* **What you need to do**: Reproduce the data below verbatim, line by line, with no changes.

┄┄┄┄┄┄

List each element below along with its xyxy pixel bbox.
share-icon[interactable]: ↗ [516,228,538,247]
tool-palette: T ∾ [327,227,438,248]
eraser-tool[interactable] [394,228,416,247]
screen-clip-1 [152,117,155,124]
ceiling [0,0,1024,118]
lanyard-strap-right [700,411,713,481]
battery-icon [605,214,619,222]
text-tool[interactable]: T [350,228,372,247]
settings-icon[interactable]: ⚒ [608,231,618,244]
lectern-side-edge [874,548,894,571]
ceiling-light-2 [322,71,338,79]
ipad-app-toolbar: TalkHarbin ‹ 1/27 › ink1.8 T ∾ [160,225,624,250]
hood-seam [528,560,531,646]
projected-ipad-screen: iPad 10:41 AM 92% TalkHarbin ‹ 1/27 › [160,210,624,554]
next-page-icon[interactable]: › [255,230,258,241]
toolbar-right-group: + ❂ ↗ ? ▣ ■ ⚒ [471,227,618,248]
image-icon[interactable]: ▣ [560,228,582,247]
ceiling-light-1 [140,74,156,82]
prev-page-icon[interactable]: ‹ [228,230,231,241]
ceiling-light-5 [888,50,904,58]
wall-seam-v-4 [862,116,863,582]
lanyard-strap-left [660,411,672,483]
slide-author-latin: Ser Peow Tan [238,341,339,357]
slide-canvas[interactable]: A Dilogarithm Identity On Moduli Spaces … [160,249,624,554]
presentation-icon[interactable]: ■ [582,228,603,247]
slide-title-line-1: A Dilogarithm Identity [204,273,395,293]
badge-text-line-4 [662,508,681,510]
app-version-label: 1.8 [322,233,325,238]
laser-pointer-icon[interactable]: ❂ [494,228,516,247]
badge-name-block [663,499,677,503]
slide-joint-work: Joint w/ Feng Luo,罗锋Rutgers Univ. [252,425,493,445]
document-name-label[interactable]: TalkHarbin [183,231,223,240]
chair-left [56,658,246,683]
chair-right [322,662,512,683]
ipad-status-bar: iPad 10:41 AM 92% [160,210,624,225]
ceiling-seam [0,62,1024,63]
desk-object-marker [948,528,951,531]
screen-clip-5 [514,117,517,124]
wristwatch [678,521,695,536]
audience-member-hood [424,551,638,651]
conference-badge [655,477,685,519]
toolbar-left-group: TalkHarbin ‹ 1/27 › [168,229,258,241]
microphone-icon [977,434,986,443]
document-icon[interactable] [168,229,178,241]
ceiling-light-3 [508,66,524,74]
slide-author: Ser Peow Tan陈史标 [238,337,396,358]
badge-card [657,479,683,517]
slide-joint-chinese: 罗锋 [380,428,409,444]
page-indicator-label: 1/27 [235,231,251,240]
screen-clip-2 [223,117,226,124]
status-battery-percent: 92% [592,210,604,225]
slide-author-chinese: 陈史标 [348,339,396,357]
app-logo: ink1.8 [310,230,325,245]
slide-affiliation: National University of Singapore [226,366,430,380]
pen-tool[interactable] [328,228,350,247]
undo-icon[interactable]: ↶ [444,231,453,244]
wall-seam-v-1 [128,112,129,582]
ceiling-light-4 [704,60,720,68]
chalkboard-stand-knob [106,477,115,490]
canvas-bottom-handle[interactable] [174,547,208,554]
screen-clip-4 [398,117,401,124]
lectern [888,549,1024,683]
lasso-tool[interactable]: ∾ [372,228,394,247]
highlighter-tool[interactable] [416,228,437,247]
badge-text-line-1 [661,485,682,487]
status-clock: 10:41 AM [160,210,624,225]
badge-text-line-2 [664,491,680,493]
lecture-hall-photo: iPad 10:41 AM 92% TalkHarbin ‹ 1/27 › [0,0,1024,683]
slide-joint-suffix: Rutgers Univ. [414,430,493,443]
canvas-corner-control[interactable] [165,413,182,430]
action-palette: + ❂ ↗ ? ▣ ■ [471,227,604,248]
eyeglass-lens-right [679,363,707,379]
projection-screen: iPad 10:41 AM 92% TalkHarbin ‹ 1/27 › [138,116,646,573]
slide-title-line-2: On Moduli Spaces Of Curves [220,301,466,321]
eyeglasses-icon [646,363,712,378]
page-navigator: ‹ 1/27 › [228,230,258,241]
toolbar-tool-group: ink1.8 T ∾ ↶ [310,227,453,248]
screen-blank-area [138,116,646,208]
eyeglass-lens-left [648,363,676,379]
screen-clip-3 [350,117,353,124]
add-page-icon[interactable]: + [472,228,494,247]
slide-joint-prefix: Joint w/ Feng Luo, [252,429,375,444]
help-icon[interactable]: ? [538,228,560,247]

┄┄┄┄┄┄

* **Output**:
List each element below along with its xyxy pixel bbox.
share-icon[interactable]: ↗ [516,228,538,247]
tool-palette: T ∾ [327,227,438,248]
eraser-tool[interactable] [394,228,416,247]
screen-clip-1 [152,117,155,124]
ceiling [0,0,1024,118]
lanyard-strap-right [700,411,713,481]
battery-icon [605,214,619,222]
text-tool[interactable]: T [350,228,372,247]
settings-icon[interactable]: ⚒ [608,231,618,244]
lectern-side-edge [874,548,894,571]
ceiling-light-2 [322,71,338,79]
ipad-app-toolbar: TalkHarbin ‹ 1/27 › ink1.8 T ∾ [160,225,624,250]
hood-seam [528,560,531,646]
projected-ipad-screen: iPad 10:41 AM 92% TalkHarbin ‹ 1/27 › [160,210,624,554]
next-page-icon[interactable]: › [255,230,258,241]
toolbar-right-group: + ❂ ↗ ? ▣ ■ ⚒ [471,227,618,248]
image-icon[interactable]: ▣ [560,228,582,247]
ceiling-light-1 [140,74,156,82]
prev-page-icon[interactable]: ‹ [228,230,231,241]
ceiling-light-5 [888,50,904,58]
wall-seam-v-4 [862,116,863,582]
lanyard-strap-left [660,411,672,483]
slide-author-latin: Ser Peow Tan [238,341,339,357]
slide-canvas[interactable]: A Dilogarithm Identity On Moduli Spaces … [160,249,624,554]
presentation-icon[interactable]: ■ [582,228,603,247]
slide-title-line-1: A Dilogarithm Identity [204,273,395,293]
badge-text-line-4 [662,508,681,510]
app-version-label: 1.8 [322,233,325,238]
laser-pointer-icon[interactable]: ❂ [494,228,516,247]
badge-name-block [663,499,677,503]
slide-joint-work: Joint w/ Feng Luo,罗锋Rutgers Univ. [252,425,493,445]
document-name-label[interactable]: TalkHarbin [183,231,223,240]
chair-left [56,658,246,683]
chair-right [322,662,512,683]
ipad-status-bar: iPad 10:41 AM 92% [160,210,624,225]
ceiling-seam [0,62,1024,63]
desk-object-marker [948,528,951,531]
screen-clip-5 [514,117,517,124]
wristwatch [678,521,695,536]
audience-member-hood [424,551,638,651]
conference-badge [655,477,685,519]
toolbar-left-group: TalkHarbin ‹ 1/27 › [168,229,258,241]
microphone-icon [977,434,986,443]
document-icon[interactable] [168,229,178,241]
ceiling-light-3 [508,66,524,74]
slide-author: Ser Peow Tan陈史标 [238,337,396,358]
badge-card [657,479,683,517]
slide-joint-chinese: 罗锋 [380,428,409,444]
page-indicator-label: 1/27 [235,231,251,240]
screen-clip-2 [223,117,226,124]
status-battery-percent: 92% [592,210,604,225]
slide-author-chinese: 陈史标 [348,339,396,357]
app-logo: ink1.8 [310,230,325,245]
slide-affiliation: National University of Singapore [226,366,430,380]
pen-tool[interactable] [328,228,350,247]
undo-icon[interactable]: ↶ [444,231,453,244]
wall-seam-v-1 [128,112,129,582]
ceiling-light-4 [704,60,720,68]
chalkboard-stand-knob [106,477,115,490]
canvas-bottom-handle[interactable] [174,547,208,554]
screen-clip-4 [398,117,401,124]
lectern [888,549,1024,683]
lasso-tool[interactable]: ∾ [372,228,394,247]
highlighter-tool[interactable] [416,228,437,247]
badge-text-line-1 [661,485,682,487]
status-clock: 10:41 AM [160,210,624,225]
badge-text-line-2 [664,491,680,493]
lecture-hall-photo: iPad 10:41 AM 92% TalkHarbin ‹ 1/27 › [0,0,1024,683]
slide-joint-suffix: Rutgers Univ. [414,430,493,443]
canvas-corner-control[interactable] [165,413,182,430]
action-palette: + ❂ ↗ ? ▣ ■ [471,227,604,248]
eyeglass-lens-right [679,363,707,379]
projection-screen: iPad 10:41 AM 92% TalkHarbin ‹ 1/27 › [138,116,646,573]
slide-title-line-2: On Moduli Spaces Of Curves [220,301,466,321]
eyeglasses-icon [646,363,712,378]
page-navigator: ‹ 1/27 › [228,230,258,241]
toolbar-tool-group: ink1.8 T ∾ ↶ [310,227,453,248]
screen-blank-area [138,116,646,208]
eyeglass-lens-left [648,363,676,379]
screen-clip-3 [350,117,353,124]
add-page-icon[interactable]: + [472,228,494,247]
slide-joint-prefix: Joint w/ Feng Luo, [252,429,375,444]
help-icon[interactable]: ? [538,228,560,247]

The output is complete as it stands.